*WRITTEN REQUEST*
Restate the complete material exactly.

*DATA SUPPLIED*
──────────

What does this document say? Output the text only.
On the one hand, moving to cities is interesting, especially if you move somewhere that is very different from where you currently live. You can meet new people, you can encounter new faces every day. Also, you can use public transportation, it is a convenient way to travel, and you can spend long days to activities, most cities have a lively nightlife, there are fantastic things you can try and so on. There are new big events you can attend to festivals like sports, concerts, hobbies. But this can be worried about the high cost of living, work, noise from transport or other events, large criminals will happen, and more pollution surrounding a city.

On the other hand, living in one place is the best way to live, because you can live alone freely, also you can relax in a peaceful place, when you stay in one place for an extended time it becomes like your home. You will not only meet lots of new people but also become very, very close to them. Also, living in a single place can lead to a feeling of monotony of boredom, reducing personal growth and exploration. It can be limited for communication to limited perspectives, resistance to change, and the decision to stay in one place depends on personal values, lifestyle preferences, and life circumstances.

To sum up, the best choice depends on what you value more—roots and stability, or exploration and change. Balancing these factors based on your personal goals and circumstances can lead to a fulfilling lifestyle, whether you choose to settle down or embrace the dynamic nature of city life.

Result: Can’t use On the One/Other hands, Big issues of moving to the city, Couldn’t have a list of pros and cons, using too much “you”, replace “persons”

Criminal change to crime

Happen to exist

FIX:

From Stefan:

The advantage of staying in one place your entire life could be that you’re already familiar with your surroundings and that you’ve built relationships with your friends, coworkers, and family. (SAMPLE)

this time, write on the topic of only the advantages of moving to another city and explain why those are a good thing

──────────

*RESPONSE FOR THIS EXERCISE*
What does this document say? Output the text only.
On the one hand, moving to cities is interesting, especially if you move somewhere that is very different from where you currently live. You can meet new people, you can encounter new faces every day. Also, you can use public transportation, it is a convenient way to travel, and you can spend long days to activities, most cities have a lively nightlife, there are fantastic things you can try and so on. There are new big events you can attend to festivals like sports, concerts, hobbies. But this can be worried about the high cost of living, work, noise from transport or other events, large criminals will happen, and more pollution surrounding a city.

On the other hand, living in one place is the best way to live, because you can live alone freely, also you can relax in a peaceful place, when you stay in one place for an extended time it becomes like your home. You will not only meet lots of new people but also become very, very close to them. Also, living in a single place can lead to a feeling of monotony of boredom, reducing personal growth and exploration. It can be limited for communication to limited perspectives, resistance to change, and the decision to stay in one place depends on personal values, lifestyle preferences, and life circumstances.

To sum up, the best choice depends on what you value more—roots and stability, or exploration and change. Balancing these factors based on your personal goals and circumstances can lead to a fulfilling lifestyle, whether you choose to settle down or embrace the dynamic nature of city life.

Result: Can’t use On the One/Other hands, Big issues of moving to the city, Couldn’t have a list of pros and cons, using too much “you”, replace “persons”

Criminal change to crime

Happen to exist

FIX:

From Stefan:

The advantage of staying in one place your entire life could be that you’re already familiar with your surroundings and that you’ve built relationships with your friends, coworkers, and family. (SAMPLE)

this time, write on the topic of only the advantages of moving to another city and explain why those are a good thing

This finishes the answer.